§ **WHAT IS ASKED**
The records below must be retyped exactly.

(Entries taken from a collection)
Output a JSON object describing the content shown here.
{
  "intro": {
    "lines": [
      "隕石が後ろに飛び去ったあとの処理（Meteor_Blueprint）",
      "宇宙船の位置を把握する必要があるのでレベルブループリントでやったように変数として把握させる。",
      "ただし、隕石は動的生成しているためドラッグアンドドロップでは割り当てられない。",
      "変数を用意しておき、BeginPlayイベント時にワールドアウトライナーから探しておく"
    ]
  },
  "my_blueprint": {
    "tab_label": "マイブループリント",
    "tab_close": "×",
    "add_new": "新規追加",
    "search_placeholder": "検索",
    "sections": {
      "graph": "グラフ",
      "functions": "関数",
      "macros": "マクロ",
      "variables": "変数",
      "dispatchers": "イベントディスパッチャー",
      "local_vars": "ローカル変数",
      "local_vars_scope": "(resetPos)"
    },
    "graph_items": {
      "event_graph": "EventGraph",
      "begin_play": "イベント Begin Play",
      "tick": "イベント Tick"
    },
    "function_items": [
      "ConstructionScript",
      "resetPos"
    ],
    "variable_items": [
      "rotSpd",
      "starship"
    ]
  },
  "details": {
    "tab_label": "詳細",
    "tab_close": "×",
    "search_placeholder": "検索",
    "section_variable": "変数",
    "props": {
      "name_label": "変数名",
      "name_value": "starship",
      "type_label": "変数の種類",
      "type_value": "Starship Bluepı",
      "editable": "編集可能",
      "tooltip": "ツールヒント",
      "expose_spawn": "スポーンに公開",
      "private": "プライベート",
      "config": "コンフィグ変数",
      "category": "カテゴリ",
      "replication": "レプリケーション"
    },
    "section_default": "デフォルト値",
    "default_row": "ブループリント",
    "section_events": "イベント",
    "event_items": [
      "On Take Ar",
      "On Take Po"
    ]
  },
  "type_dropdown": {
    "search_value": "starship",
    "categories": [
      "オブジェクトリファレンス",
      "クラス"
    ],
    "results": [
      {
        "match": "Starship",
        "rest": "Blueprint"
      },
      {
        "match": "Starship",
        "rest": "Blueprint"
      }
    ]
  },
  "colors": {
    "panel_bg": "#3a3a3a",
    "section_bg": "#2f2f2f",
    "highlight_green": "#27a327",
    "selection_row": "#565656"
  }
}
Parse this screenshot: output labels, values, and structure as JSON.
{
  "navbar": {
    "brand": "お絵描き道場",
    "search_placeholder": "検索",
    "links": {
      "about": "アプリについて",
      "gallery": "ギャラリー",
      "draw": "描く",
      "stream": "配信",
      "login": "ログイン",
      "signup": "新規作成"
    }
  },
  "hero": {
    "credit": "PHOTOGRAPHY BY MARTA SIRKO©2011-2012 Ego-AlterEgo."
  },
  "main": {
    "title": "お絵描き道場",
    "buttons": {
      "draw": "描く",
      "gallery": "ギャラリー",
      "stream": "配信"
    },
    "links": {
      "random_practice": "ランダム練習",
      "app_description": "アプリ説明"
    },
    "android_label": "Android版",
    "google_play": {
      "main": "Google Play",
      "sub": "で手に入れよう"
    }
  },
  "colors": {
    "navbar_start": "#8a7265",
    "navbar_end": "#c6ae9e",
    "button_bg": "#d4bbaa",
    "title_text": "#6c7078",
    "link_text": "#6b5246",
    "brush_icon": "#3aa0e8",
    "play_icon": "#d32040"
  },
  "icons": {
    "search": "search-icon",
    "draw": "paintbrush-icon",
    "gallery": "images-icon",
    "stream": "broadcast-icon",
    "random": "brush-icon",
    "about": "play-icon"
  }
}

§ **SOLUTION FOR THIS TASK**
Output a JSON object describing the content shown here.
{
  "intro": {
    "lines": [
      "隕石が後ろに飛び去ったあとの処理（Meteor_Blueprint）",
      "宇宙船の位置を把握する必要があるのでレベルブループリントでやったように変数として把握させる。",
      "ただし、隕石は動的生成しているためドラッグアンドドロップでは割り当てられない。",
      "変数を用意しておき、BeginPlayイベント時にワールドアウトライナーから探しておく"
    ]
  },
  "my_blueprint": {
    "tab_label": "マイブループリント",
    "tab_close": "×",
    "add_new": "新規追加",
    "search_placeholder": "検索",
    "sections": {
      "graph": "グラフ",
      "functions": "関数",
      "macros": "マクロ",
      "variables": "変数",
      "dispatchers": "イベントディスパッチャー",
      "local_vars": "ローカル変数",
      "local_vars_scope": "(resetPos)"
    },
    "graph_items": {
      "event_graph": "EventGraph",
      "begin_play": "イベント Begin Play",
      "tick": "イベント Tick"
    },
    "function_items": [
      "ConstructionScript",
      "resetPos"
    ],
    "variable_items": [
      "rotSpd",
      "starship"
    ]
  },
  "details": {
    "tab_label": "詳細",
    "tab_close": "×",
    "search_placeholder": "検索",
    "section_variable": "変数",
    "props": {
      "name_label": "変数名",
      "name_value": "starship",
      "type_label": "変数の種類",
      "type_value": "Starship Bluepı",
      "editable": "編集可能",
      "tooltip": "ツールヒント",
      "expose_spawn": "スポーンに公開",
      "private": "プライベート",
      "config": "コンフィグ変数",
      "category": "カテゴリ",
      "replication": "レプリケーション"
    },
    "section_default": "デフォルト値",
    "default_row": "ブループリント",
    "section_events": "イベント",
    "event_items": [
      "On Take Ar",
      "On Take Po"
    ]
  },
  "type_dropdown": {
    "search_value": "starship",
    "categories": [
      "オブジェクトリファレンス",
      "クラス"
    ],
    "results": [
      {
        "match": "Starship",
        "rest": "Blueprint"
      },
      {
        "match": "Starship",
        "rest": "Blueprint"
      }
    ]
  },
  "colors": {
    "panel_bg": "#3a3a3a",
    "section_bg": "#2f2f2f",
    "highlight_green": "#27a327",
    "selection_row": "#565656"
  }
}
Parse this screenshot: output labels, values, and structure as JSON.
{
  "navbar": {
    "brand": "お絵描き道場",
    "search_placeholder": "検索",
    "links": {
      "about": "アプリについて",
      "gallery": "ギャラリー",
      "draw": "描く",
      "stream": "配信",
      "login": "ログイン",
      "signup": "新規作成"
    }
  },
  "hero": {
    "credit": "PHOTOGRAPHY BY MARTA SIRKO©2011-2012 Ego-AlterEgo."
  },
  "main": {
    "title": "お絵描き道場",
    "buttons": {
      "draw": "描く",
      "gallery": "ギャラリー",
      "stream": "配信"
    },
    "links": {
      "random_practice": "ランダム練習",
      "app_description": "アプリ説明"
    },
    "android_label": "Android版",
    "google_play": {
      "main": "Google Play",
      "sub": "で手に入れよう"
    }
  },
  "colors": {
    "navbar_start": "#8a7265",
    "navbar_end": "#c6ae9e",
    "button_bg": "#d4bbaa",
    "title_text": "#6c7078",
    "link_text": "#6b5246",
    "brush_icon": "#3aa0e8",
    "play_icon": "#d32040"
  },
  "icons": {
    "search": "search-icon",
    "draw": "paintbrush-icon",
    "gallery": "images-icon",
    "stream": "broadcast-icon",
    "random": "brush-icon",
    "about": "play-icon"
  }
}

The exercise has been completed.